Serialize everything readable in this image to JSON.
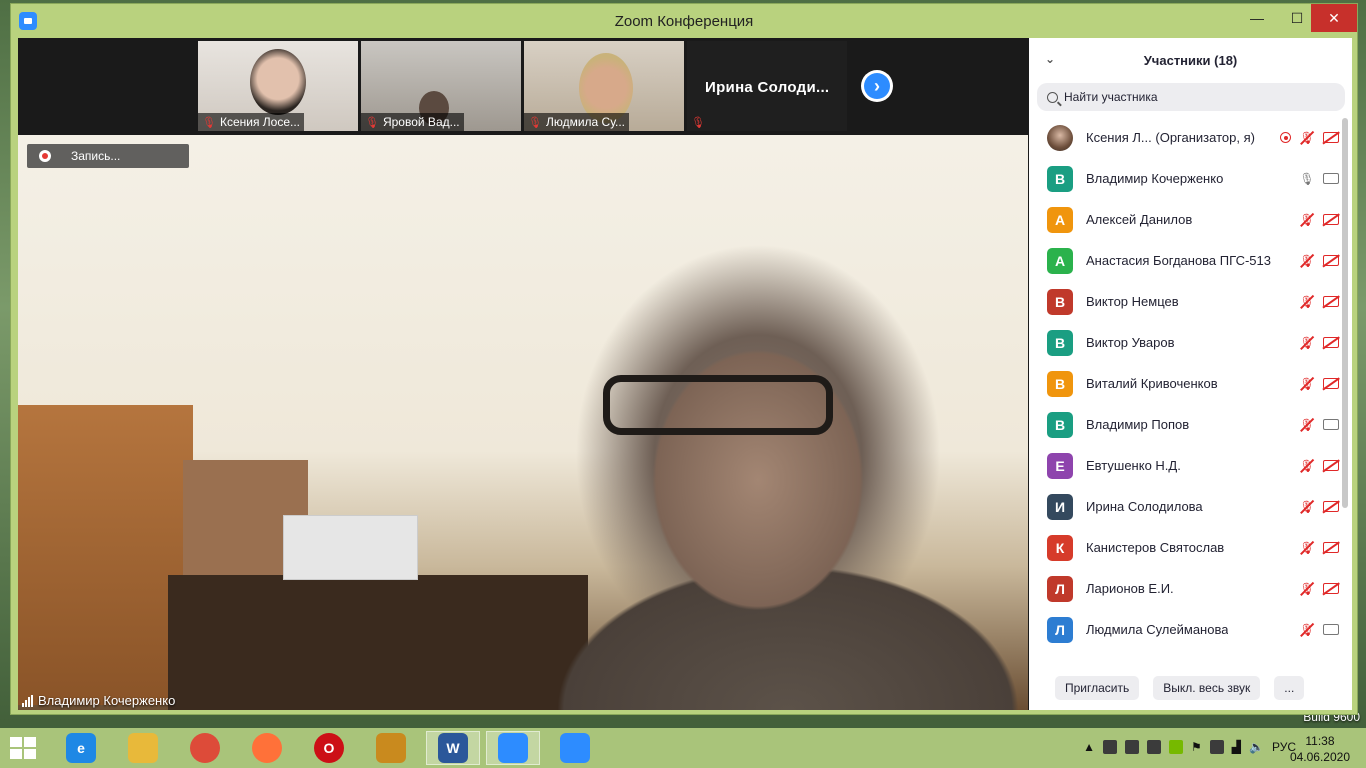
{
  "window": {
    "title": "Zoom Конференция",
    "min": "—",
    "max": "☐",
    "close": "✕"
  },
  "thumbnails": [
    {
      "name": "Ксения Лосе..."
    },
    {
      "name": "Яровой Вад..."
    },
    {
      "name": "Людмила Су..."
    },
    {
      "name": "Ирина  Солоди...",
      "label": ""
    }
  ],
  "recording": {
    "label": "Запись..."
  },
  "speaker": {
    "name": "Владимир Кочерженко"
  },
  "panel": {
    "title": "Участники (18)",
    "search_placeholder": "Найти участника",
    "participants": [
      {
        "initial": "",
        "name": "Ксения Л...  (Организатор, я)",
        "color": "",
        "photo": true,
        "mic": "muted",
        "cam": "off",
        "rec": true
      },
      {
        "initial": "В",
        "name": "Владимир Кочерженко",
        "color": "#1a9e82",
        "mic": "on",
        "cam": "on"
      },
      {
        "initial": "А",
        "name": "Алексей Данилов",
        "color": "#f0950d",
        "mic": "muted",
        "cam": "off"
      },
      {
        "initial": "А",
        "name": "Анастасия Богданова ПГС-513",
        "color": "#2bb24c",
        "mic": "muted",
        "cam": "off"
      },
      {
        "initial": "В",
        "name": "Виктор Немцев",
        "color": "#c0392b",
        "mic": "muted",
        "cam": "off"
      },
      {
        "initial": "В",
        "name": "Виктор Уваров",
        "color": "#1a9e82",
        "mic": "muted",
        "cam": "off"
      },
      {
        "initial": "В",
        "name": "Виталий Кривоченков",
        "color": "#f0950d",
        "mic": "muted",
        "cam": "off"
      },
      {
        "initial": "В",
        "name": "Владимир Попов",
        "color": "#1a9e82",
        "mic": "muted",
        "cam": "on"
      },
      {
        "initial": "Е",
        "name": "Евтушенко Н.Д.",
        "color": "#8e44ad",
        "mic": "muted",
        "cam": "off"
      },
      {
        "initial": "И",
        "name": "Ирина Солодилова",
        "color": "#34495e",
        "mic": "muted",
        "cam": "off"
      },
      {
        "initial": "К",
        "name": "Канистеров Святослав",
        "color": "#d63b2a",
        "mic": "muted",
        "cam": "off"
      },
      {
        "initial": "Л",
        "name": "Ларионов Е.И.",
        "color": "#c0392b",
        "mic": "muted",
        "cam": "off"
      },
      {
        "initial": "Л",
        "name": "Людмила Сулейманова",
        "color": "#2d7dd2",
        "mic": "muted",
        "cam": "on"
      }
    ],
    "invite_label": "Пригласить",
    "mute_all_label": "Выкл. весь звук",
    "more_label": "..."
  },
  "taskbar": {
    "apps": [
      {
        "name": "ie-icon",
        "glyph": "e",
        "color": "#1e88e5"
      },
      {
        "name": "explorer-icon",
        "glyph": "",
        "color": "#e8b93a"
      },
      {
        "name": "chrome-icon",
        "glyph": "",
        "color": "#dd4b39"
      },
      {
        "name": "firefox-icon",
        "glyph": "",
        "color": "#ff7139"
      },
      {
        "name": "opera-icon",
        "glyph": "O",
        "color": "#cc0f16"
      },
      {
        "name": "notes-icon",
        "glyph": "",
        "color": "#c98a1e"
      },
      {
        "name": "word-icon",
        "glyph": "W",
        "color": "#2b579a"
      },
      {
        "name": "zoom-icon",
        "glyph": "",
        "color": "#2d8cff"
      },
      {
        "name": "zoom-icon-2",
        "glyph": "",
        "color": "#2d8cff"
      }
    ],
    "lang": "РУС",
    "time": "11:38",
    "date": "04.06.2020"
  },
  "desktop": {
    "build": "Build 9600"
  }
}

• • • • • • •

**Goal of the exercise**. Print all of the entries word for word. Skip any images they contain.

**Final result**.
Serialize everything readable in this image to JSON.
{
  "window": {
    "title": "Zoom Конференция",
    "min": "—",
    "max": "☐",
    "close": "✕"
  },
  "thumbnails": [
    {
      "name": "Ксения Лосе..."
    },
    {
      "name": "Яровой Вад..."
    },
    {
      "name": "Людмила Су..."
    },
    {
      "name": "Ирина  Солоди...",
      "label": ""
    }
  ],
  "recording": {
    "label": "Запись..."
  },
  "speaker": {
    "name": "Владимир Кочерженко"
  },
  "panel": {
    "title": "Участники (18)",
    "search_placeholder": "Найти участника",
    "participants": [
      {
        "initial": "",
        "name": "Ксения Л...  (Организатор, я)",
        "color": "",
        "photo": true,
        "mic": "muted",
        "cam": "off",
        "rec": true
      },
      {
        "initial": "В",
        "name": "Владимир Кочерженко",
        "color": "#1a9e82",
        "mic": "on",
        "cam": "on"
      },
      {
        "initial": "А",
        "name": "Алексей Данилов",
        "color": "#f0950d",
        "mic": "muted",
        "cam": "off"
      },
      {
        "initial": "А",
        "name": "Анастасия Богданова ПГС-513",
        "color": "#2bb24c",
        "mic": "muted",
        "cam": "off"
      },
      {
        "initial": "В",
        "name": "Виктор Немцев",
        "color": "#c0392b",
        "mic": "muted",
        "cam": "off"
      },
      {
        "initial": "В",
        "name": "Виктор Уваров",
        "color": "#1a9e82",
        "mic": "muted",
        "cam": "off"
      },
      {
        "initial": "В",
        "name": "Виталий Кривоченков",
        "color": "#f0950d",
        "mic": "muted",
        "cam": "off"
      },
      {
        "initial": "В",
        "name": "Владимир Попов",
        "color": "#1a9e82",
        "mic": "muted",
        "cam": "on"
      },
      {
        "initial": "Е",
        "name": "Евтушенко Н.Д.",
        "color": "#8e44ad",
        "mic": "muted",
        "cam": "off"
      },
      {
        "initial": "И",
        "name": "Ирина Солодилова",
        "color": "#34495e",
        "mic": "muted",
        "cam": "off"
      },
      {
        "initial": "К",
        "name": "Канистеров Святослав",
        "color": "#d63b2a",
        "mic": "muted",
        "cam": "off"
      },
      {
        "initial": "Л",
        "name": "Ларионов Е.И.",
        "color": "#c0392b",
        "mic": "muted",
        "cam": "off"
      },
      {
        "initial": "Л",
        "name": "Людмила Сулейманова",
        "color": "#2d7dd2",
        "mic": "muted",
        "cam": "on"
      }
    ],
    "invite_label": "Пригласить",
    "mute_all_label": "Выкл. весь звук",
    "more_label": "..."
  },
  "taskbar": {
    "apps": [
      {
        "name": "ie-icon",
        "glyph": "e",
        "color": "#1e88e5"
      },
      {
        "name": "explorer-icon",
        "glyph": "",
        "color": "#e8b93a"
      },
      {
        "name": "chrome-icon",
        "glyph": "",
        "color": "#dd4b39"
      },
      {
        "name": "firefox-icon",
        "glyph": "",
        "color": "#ff7139"
      },
      {
        "name": "opera-icon",
        "glyph": "O",
        "color": "#cc0f16"
      },
      {
        "name": "notes-icon",
        "glyph": "",
        "color": "#c98a1e"
      },
      {
        "name": "word-icon",
        "glyph": "W",
        "color": "#2b579a"
      },
      {
        "name": "zoom-icon",
        "glyph": "",
        "color": "#2d8cff"
      },
      {
        "name": "zoom-icon-2",
        "glyph": "",
        "color": "#2d8cff"
      }
    ],
    "lang": "РУС",
    "time": "11:38",
    "date": "04.06.2020"
  },
  "desktop": {
    "build": "Build 9600"
  }
}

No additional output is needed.